* DIRECTIONS FOR THIS TASK *
Copy each line where the word "avec" occurs.

PROVIDED MATERIAL start

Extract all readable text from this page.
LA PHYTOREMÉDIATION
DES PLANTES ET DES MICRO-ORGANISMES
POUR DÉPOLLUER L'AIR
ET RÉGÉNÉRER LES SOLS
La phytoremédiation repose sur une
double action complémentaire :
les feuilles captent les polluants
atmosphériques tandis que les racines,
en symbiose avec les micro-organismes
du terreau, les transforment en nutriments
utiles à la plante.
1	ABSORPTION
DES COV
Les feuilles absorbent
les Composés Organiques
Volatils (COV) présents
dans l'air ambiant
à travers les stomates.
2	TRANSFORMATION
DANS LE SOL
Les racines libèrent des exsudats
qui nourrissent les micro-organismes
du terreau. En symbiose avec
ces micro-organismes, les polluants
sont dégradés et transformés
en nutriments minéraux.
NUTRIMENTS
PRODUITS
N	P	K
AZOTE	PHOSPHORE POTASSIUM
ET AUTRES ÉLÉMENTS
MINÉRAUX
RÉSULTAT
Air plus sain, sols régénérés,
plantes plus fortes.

PROVIDED MATERIAL end

* ANSWER TO THE PROBLEM *
en symbiose avec les micro-organismes
du terreau. En symbiose avec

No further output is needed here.